Single out the lines that include the word "hours". Copy them.

(Extracted records)
╔══

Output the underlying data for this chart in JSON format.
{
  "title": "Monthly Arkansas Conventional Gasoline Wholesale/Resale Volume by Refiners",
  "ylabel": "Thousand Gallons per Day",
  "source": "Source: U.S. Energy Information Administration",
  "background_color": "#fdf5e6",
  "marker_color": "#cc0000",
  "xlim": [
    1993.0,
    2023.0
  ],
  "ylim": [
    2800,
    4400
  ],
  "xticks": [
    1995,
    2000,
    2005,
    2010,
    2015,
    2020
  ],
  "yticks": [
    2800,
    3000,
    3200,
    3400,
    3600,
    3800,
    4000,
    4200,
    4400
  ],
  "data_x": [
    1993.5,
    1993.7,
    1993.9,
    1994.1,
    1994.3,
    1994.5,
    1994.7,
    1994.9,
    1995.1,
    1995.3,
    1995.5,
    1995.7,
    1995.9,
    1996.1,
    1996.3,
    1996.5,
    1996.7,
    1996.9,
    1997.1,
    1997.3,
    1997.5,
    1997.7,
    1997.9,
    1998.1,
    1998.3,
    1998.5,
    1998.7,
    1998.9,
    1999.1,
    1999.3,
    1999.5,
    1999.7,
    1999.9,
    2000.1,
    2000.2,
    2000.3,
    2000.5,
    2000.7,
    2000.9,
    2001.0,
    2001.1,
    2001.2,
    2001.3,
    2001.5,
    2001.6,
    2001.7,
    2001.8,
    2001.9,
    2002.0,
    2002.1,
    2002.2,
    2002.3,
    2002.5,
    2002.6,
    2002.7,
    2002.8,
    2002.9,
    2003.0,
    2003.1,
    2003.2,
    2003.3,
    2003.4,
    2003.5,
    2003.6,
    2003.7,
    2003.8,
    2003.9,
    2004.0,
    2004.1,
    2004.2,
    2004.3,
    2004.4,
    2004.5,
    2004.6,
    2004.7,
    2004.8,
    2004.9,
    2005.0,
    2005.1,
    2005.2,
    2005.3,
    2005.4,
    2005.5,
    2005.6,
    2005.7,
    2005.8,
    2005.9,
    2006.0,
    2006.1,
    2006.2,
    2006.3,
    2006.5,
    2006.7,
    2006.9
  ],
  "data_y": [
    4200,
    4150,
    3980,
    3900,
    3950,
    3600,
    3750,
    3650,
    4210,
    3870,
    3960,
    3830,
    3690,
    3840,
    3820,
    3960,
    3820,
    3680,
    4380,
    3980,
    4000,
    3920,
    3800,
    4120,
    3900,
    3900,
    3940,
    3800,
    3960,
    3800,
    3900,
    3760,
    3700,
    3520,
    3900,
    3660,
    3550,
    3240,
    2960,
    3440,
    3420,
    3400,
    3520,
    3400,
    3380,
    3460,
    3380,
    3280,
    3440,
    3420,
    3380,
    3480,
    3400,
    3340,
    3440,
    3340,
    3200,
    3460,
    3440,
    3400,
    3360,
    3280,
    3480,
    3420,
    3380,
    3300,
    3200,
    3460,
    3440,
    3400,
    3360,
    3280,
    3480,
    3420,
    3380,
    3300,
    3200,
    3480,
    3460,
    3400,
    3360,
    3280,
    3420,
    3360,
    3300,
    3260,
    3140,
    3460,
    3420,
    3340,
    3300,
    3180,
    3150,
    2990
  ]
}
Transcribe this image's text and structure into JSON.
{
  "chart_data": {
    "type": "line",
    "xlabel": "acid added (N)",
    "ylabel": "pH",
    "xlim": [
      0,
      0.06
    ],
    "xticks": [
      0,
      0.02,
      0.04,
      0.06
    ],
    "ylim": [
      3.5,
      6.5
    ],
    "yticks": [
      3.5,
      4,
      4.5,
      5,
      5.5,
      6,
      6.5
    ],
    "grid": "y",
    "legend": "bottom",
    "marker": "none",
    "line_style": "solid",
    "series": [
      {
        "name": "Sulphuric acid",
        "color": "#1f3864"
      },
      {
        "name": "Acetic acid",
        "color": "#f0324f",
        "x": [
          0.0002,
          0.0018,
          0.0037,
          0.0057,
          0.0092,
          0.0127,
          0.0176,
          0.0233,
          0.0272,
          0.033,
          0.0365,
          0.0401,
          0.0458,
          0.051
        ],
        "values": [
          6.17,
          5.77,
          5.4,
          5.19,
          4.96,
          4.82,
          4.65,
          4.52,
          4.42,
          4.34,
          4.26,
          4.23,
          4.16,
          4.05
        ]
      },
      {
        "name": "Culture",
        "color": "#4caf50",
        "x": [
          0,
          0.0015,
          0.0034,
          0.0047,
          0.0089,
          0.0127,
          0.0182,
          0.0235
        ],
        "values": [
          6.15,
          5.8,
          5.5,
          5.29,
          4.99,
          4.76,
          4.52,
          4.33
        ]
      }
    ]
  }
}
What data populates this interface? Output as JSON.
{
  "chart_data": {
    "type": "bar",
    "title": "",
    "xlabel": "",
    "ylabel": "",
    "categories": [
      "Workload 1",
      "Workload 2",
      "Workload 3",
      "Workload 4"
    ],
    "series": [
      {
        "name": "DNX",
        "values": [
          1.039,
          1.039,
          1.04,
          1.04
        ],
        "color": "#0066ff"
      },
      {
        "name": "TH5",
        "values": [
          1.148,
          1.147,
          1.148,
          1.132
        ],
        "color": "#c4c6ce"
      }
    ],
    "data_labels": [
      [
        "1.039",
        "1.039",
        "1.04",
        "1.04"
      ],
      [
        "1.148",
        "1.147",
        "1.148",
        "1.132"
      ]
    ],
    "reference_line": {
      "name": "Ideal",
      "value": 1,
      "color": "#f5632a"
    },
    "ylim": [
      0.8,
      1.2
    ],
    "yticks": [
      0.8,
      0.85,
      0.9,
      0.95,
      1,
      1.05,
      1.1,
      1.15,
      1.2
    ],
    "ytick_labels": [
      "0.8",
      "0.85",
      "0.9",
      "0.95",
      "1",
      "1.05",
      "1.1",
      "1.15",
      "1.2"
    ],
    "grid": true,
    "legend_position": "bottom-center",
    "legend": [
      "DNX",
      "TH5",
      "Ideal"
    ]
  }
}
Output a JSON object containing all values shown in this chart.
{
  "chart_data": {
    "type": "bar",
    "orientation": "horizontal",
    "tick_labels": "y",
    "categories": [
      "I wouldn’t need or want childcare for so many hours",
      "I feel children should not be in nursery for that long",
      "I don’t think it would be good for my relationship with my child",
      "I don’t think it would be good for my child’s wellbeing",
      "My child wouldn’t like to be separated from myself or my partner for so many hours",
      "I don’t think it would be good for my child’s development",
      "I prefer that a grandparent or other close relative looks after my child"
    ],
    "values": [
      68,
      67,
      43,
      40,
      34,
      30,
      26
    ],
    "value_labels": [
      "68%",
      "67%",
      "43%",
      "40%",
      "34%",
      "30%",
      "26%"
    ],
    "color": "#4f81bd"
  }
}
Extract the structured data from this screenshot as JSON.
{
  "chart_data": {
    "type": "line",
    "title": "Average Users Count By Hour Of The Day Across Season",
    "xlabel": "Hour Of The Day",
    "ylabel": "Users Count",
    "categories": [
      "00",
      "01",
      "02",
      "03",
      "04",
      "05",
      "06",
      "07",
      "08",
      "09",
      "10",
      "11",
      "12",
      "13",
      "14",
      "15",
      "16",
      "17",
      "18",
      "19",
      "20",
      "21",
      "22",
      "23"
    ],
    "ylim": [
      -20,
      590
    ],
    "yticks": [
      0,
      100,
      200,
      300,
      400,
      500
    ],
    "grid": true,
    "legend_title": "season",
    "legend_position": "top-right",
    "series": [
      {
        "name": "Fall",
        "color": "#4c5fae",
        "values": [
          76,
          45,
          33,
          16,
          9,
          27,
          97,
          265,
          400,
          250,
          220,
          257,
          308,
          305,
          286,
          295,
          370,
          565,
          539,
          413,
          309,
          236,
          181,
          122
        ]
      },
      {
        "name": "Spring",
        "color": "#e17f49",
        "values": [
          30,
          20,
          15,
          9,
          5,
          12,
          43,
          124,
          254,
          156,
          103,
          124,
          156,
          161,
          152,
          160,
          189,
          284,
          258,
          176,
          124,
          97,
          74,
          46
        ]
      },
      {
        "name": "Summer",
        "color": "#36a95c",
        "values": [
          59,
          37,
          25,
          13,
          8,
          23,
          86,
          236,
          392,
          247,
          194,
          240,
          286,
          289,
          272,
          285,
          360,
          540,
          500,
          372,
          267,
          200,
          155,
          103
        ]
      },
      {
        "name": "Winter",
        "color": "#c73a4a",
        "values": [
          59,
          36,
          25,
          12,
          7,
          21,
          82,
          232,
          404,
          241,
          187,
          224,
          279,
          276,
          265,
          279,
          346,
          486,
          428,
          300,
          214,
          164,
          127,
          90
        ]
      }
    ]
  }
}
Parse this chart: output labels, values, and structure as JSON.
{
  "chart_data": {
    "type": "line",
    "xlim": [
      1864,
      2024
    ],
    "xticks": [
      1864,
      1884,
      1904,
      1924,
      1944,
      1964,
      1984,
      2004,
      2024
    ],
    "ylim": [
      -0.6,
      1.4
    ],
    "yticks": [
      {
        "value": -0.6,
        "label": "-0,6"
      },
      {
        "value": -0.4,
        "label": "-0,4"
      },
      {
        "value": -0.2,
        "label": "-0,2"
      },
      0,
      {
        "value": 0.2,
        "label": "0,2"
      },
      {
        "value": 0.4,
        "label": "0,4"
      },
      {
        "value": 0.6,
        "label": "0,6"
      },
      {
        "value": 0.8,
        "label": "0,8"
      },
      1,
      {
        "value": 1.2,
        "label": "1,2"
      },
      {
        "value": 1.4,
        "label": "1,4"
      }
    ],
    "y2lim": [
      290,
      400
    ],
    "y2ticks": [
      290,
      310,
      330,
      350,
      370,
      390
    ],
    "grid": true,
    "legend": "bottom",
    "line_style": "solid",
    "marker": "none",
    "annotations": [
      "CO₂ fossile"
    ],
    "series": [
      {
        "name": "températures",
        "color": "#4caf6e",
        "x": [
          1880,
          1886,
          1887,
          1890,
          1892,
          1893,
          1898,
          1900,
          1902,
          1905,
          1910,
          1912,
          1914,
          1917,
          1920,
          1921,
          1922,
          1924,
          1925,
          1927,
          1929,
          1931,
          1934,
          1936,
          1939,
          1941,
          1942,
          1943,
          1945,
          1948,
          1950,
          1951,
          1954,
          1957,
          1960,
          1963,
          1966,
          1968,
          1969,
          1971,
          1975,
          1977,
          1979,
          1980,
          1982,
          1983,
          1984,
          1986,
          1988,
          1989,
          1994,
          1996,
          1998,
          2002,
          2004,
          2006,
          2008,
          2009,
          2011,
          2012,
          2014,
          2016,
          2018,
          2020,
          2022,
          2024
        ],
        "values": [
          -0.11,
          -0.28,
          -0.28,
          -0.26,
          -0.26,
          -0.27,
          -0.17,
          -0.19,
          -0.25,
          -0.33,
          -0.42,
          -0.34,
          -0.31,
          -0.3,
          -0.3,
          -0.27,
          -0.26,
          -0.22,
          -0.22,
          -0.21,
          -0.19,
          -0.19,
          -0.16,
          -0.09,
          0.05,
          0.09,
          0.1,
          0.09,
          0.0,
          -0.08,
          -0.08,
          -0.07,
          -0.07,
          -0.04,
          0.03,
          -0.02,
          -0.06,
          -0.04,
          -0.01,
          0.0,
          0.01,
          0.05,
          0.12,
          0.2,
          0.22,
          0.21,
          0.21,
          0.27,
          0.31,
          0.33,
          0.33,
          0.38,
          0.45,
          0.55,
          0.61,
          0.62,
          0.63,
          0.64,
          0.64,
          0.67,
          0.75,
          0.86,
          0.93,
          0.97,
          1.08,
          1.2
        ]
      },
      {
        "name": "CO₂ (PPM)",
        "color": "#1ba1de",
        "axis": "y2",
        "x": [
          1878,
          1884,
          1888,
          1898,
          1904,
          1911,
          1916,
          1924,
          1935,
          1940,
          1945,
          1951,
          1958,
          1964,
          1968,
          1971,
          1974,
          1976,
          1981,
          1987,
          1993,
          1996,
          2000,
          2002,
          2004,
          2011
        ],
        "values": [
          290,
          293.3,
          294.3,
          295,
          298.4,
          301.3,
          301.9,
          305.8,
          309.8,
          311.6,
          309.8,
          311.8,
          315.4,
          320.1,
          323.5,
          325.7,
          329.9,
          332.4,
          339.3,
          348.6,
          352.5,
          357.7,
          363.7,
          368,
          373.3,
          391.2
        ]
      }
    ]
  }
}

╚══

**COMPLETE RESPONSE**
      "I wouldn’t need or want childcare for so many hours",
      "My child wouldn’t like to be separated from myself or my partner for so many hours",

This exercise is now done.